Aim of the task: Restate, word for word, every line of the data.

Start of Input material

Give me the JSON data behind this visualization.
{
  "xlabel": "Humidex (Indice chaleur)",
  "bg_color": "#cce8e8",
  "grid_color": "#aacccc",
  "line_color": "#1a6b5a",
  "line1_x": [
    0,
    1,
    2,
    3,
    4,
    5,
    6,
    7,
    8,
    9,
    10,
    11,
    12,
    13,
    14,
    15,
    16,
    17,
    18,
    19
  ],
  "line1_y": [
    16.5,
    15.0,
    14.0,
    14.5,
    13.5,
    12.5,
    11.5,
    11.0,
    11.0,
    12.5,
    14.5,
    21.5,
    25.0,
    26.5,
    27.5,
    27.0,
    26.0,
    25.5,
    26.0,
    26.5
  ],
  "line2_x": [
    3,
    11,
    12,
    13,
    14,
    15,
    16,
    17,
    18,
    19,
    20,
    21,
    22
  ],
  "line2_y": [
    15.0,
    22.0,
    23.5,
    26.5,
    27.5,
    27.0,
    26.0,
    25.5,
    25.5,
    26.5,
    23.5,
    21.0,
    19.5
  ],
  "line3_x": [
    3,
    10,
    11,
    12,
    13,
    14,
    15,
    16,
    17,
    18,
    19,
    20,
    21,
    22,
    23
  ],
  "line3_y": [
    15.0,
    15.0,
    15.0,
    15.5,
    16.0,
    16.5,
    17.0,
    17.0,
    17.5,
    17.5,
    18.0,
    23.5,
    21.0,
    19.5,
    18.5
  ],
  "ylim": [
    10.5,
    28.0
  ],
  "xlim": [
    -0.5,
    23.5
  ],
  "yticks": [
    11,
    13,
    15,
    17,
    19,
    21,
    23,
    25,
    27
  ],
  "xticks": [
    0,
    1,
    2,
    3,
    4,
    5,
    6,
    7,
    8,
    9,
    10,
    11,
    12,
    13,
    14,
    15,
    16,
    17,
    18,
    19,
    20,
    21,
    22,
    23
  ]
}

End of Input material

Answer to the task:
Give me the JSON data behind this visualization.
{
  "xlabel": "Humidex (Indice chaleur)",
  "bg_color": "#cce8e8",
  "grid_color": "#aacccc",
  "line_color": "#1a6b5a",
  "line1_x": [
    0,
    1,
    2,
    3,
    4,
    5,
    6,
    7,
    8,
    9,
    10,
    11,
    12,
    13,
    14,
    15,
    16,
    17,
    18,
    19
  ],
  "line1_y": [
    16.5,
    15.0,
    14.0,
    14.5,
    13.5,
    12.5,
    11.5,
    11.0,
    11.0,
    12.5,
    14.5,
    21.5,
    25.0,
    26.5,
    27.5,
    27.0,
    26.0,
    25.5,
    26.0,
    26.5
  ],
  "line2_x": [
    3,
    11,
    12,
    13,
    14,
    15,
    16,
    17,
    18,
    19,
    20,
    21,
    22
  ],
  "line2_y": [
    15.0,
    22.0,
    23.5,
    26.5,
    27.5,
    27.0,
    26.0,
    25.5,
    25.5,
    26.5,
    23.5,
    21.0,
    19.5
  ],
  "line3_x": [
    3,
    10,
    11,
    12,
    13,
    14,
    15,
    16,
    17,
    18,
    19,
    20,
    21,
    22,
    23
  ],
  "line3_y": [
    15.0,
    15.0,
    15.0,
    15.5,
    16.0,
    16.5,
    17.0,
    17.0,
    17.5,
    17.5,
    18.0,
    23.5,
    21.0,
    19.5,
    18.5
  ],
  "ylim": [
    10.5,
    28.0
  ],
  "xlim": [
    -0.5,
    23.5
  ],
  "yticks": [
    11,
    13,
    15,
    17,
    19,
    21,
    23,
    25,
    27
  ],
  "xticks": [
    0,
    1,
    2,
    3,
    4,
    5,
    6,
    7,
    8,
    9,
    10,
    11,
    12,
    13,
    14,
    15,
    16,
    17,
    18,
    19,
    20,
    21,
    22,
    23
  ]
}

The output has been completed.